Data to use:
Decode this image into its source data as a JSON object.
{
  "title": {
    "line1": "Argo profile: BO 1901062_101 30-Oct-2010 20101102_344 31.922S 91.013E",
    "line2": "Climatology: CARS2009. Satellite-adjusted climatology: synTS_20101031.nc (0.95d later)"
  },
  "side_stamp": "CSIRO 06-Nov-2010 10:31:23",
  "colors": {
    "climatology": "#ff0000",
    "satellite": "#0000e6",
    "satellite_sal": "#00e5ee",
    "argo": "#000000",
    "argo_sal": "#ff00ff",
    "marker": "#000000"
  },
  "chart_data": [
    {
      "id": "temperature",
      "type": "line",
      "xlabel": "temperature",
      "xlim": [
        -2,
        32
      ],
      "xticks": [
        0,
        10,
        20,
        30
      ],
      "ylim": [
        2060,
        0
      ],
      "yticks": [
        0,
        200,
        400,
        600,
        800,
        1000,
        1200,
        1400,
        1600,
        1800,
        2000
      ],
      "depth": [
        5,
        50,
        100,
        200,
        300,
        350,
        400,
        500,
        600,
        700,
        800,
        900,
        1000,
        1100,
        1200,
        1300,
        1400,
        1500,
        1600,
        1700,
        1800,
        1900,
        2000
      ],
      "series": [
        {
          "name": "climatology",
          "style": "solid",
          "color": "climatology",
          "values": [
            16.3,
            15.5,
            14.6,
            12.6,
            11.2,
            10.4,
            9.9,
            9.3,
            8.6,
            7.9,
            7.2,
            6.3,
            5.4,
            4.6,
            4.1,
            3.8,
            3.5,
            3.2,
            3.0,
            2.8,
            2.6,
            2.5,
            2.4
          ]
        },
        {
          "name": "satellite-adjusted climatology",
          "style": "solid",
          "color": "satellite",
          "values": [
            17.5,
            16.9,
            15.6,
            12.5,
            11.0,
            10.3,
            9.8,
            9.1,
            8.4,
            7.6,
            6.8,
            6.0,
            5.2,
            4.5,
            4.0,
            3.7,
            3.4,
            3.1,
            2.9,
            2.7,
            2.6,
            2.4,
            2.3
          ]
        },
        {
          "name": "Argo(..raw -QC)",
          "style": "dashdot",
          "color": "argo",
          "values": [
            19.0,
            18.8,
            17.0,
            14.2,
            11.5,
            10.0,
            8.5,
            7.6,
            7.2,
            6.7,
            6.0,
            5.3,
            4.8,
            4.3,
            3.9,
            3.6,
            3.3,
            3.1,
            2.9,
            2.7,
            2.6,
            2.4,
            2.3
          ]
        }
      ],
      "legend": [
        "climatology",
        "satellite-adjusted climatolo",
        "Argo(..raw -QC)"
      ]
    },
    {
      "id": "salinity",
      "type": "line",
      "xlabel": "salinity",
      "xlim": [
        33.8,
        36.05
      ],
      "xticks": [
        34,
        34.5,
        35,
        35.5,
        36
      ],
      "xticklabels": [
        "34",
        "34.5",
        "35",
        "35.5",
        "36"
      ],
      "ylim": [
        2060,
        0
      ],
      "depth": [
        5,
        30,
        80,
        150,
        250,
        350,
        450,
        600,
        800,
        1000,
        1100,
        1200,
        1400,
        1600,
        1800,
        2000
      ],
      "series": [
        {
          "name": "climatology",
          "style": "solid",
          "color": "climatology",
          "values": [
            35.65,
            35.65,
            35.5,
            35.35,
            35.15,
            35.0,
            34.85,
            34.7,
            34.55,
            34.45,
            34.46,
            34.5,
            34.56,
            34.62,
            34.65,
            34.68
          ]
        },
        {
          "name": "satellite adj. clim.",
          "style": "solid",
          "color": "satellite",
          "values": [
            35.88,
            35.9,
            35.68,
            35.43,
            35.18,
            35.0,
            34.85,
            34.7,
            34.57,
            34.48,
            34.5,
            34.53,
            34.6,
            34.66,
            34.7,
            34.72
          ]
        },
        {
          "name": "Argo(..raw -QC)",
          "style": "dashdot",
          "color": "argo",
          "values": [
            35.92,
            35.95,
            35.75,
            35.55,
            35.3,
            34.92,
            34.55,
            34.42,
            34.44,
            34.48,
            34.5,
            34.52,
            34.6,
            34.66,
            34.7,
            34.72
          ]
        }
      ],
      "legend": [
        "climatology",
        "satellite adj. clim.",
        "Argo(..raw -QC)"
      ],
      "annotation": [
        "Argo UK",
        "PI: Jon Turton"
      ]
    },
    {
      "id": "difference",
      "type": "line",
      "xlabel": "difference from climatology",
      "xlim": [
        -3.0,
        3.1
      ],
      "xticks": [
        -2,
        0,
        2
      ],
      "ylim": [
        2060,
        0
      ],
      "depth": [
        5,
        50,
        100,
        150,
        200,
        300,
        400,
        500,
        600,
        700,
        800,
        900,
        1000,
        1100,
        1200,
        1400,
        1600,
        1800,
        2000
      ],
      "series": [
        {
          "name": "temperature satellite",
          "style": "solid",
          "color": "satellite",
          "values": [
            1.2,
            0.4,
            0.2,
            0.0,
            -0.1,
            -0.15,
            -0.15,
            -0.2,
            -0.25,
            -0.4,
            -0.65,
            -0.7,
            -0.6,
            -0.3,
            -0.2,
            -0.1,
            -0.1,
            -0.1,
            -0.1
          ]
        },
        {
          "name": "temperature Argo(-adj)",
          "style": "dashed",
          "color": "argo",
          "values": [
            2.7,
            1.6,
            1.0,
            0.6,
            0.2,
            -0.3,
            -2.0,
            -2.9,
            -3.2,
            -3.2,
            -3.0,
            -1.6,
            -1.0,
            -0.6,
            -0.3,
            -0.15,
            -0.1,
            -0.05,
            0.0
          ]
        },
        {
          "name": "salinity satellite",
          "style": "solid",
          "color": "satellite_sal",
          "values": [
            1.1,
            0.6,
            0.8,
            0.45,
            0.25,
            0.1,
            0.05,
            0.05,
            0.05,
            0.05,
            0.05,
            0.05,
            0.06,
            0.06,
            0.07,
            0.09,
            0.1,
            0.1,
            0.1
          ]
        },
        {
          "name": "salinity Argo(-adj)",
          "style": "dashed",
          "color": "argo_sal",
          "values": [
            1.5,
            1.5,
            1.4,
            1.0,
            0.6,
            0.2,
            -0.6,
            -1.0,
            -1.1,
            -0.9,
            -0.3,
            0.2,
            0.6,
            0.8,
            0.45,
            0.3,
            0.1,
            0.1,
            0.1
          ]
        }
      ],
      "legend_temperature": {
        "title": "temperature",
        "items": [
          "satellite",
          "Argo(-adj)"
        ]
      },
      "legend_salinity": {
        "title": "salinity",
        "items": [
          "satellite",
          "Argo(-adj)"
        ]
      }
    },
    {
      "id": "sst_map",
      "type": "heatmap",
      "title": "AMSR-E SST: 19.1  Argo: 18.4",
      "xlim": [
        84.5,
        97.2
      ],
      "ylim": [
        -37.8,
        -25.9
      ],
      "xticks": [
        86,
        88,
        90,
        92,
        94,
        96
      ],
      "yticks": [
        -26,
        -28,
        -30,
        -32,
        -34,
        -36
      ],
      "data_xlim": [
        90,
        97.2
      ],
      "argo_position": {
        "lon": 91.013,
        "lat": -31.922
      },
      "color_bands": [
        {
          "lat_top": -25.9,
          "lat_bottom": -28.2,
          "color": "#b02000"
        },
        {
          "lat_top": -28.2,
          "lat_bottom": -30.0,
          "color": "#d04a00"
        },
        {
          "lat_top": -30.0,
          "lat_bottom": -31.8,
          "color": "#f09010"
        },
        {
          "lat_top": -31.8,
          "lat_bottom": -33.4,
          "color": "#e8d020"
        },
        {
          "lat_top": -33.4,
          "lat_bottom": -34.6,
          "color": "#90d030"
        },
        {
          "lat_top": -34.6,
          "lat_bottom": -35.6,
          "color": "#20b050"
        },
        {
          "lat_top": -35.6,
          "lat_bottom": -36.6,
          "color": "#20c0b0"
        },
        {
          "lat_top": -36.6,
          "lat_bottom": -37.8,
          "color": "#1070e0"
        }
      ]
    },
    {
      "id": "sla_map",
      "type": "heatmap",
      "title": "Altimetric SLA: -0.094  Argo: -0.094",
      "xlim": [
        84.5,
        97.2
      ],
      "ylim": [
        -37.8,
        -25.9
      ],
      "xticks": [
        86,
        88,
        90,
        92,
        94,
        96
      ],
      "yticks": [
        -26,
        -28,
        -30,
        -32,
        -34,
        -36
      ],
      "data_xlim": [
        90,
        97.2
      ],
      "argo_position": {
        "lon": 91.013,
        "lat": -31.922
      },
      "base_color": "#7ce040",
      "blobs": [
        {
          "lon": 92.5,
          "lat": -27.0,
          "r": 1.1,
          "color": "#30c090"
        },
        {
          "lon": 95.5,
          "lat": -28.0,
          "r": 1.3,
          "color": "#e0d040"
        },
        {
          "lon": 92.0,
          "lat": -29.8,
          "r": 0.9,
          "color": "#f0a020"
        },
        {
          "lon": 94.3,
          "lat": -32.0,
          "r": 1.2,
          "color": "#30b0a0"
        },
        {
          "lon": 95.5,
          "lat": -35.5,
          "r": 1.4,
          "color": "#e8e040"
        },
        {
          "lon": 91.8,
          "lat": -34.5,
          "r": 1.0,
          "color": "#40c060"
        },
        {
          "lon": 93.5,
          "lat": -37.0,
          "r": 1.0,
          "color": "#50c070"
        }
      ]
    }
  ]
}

Directions: Using the records above, gather all lines where the string "adjusted" is present.

Task result:
    "line2": "Climatology: CARS2009. Satellite-adjusted climatology: synTS_20101031.nc (0.95d later)"
          "name": "satellite-adjusted climatology",
        "satellite-adjusted climatolo",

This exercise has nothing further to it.